------ Document text

2. In the same way than I did for a past article, I exceptionally decided to reserve all rights when it comes to these photographs (other pictures that I publish on this blog are licensed under creative commons), as I’m wary that their use could be instrumentalized for political ideologies with which I fundamentally disagree. If you would like to use them, feel free to send me an email to ask for authorization (info.funambulistATgmailDOTcom).
This article can be read in the continuity of the one entitled “Mud, Water & Steel: Migrant Bodies, Policed Environment and Humanitarian Architecture in Calais,” published on January 14, 2016. It constitutes an attempt to organize a few thought after a visit to Calais and Dunkirk yesterday. These thoughts do not address the individual and collective experiences of duress of the refugees who currently live in Calais’s so-called “Jungle” and Dunkirk’s Grande Synthe encampment but, rather, the massive deliberate means undertaken by the national and local authorities to write a new chapter of hardship for them. This rejoins an intuition that I have been able to express here in the past: when it comes to refugees, a radical politics that the European Union could adopt is…doing nothing. By this provocative statement, I mean that a significant part of hardship that refugee individuals and families currently experience is due to the various means deployed against them by the European Union (borders, walls, police harassment, and racism) and that the dismantlement of these means would drastically transform their daily lives and endeavors. This is not to say that their flee from various forms of individual and collective persecution should be met with indifference, but simply that the efforts that are currently put in antagonizing migrants and refugees are much greater than the ones necessary to provide adequate welcoming conditions to their temporary or permanent resettling.

------------
------ Given records

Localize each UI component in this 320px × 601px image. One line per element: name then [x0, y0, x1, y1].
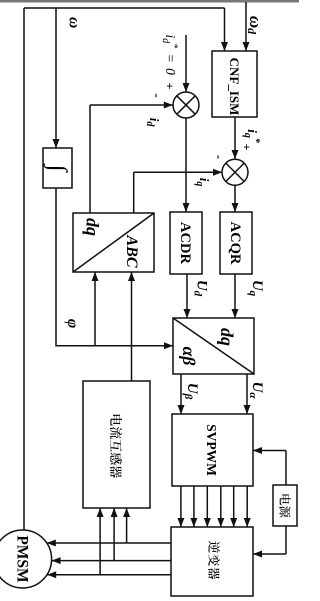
svg-text:φ: φ [64, 319, 81, 328]
svg-text:-: - [212, 155, 227, 159]
svg-text:+: + [163, 83, 177, 90]
svg-text:ω: ω [66, 17, 83, 28]
svg-text:-: - [150, 93, 165, 97]
svg-text:dq: dq [217, 328, 237, 346]
svg-text:SVPWM: SVPWM [204, 424, 219, 476]
svg-text:dq: dq [83, 218, 103, 236]
svg-text:PMSM: PMSM [14, 535, 31, 583]
svg-text:ACDR: ACDR [177, 222, 193, 264]
svg-text:αβ: αβ [179, 347, 199, 366]
svg-text:ACQR: ACQR [227, 222, 243, 265]
svg-text:CNF_ISM: CNF_ISM [227, 58, 242, 116]
svg-text:ABC: ABC [123, 234, 140, 267]
svg-text:+: + [240, 144, 254, 151]
svg-text:∫: ∫ [43, 163, 71, 173]
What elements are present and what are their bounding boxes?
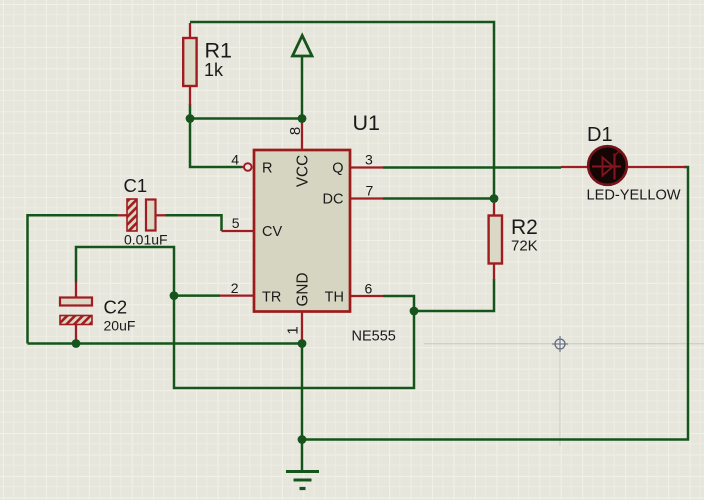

------------

◆ Given exercise 1 ◆
Rewrite the paragraph of the text on refugees in Calais and Dunkirk that begins "This article can be read in the continuity" as a shorter bulleted list, keeping its main facts.
◆ Given exercise 2 ◆
Put the listing into a two-column CSV with the columns "request" and "answer," one row per request, each field quoted and with line breaks turned into spaces. Begin at the start of the listing and stop after the line that contains "svg-text:∫: ∫ [43, 163, 71, 173]", and leave the pictures out.

◆ Task answer 1 ◆
- It follows the article "Mud, Water & Steel: Migrant Bodies, Policed Environment and Humanitarian Architecture in Calais," published on January 14, 2016.
- It organizes thoughts after a visit to Calais and Dunkirk the day before.
- Its focus is not the refugees' experiences of duress in Calais's "Jungle" and Dunkirk's Grande Synthe encampment. Instead, it examines the deliberate means national and local authorities use to create new hardship for them.
- It argues that a radical refugee politics for the European Union would be "doing nothing." Much of the refugees' hardship comes from EU measures: borders, walls, police harassment, and racism. Dismantling these measures would transform their daily lives.
- This does not mean meeting their flight from persecution with indifference. Rather, more effort currently goes into antagonizing migrants and refugees than adequate welcoming conditions would require.

◆ Task answer 2 ◆
request,answer
"Localize each UI component in this 320px × 601px image. One line per element: name then [x0, y0, x1, y1].","svg-text:φ: φ [64, 319, 81, 328] svg-text:-: - [212, 155, 227, 159] svg-text:+: + [163, 83, 177, 90] svg-text:ω: ω [66, 17, 83, 28] svg-text:-: - [150, 93, 165, 97] svg-text:dq: dq [217, 328, 237, 346] svg-text:SVPWM: SVPWM [204, 424, 219, 476] svg-text:dq: dq [83, 218, 103, 236] svg-text:PMSM: PMSM [14, 535, 31, 583] svg-text:ACDR: ACDR [177, 222, 193, 264] svg-text:αβ: αβ [179, 347, 199, 366] svg-text:ACQR: ACQR [227, 222, 243, 265] svg-text:CNF_ISM: CNF_ISM [227, 58, 242, 116] svg-text:ABC: ABC [123, 234, 140, 267] svg-text:+: + [240, 144, 254, 151] svg-text:∫: ∫ [43, 163, 71, 173]"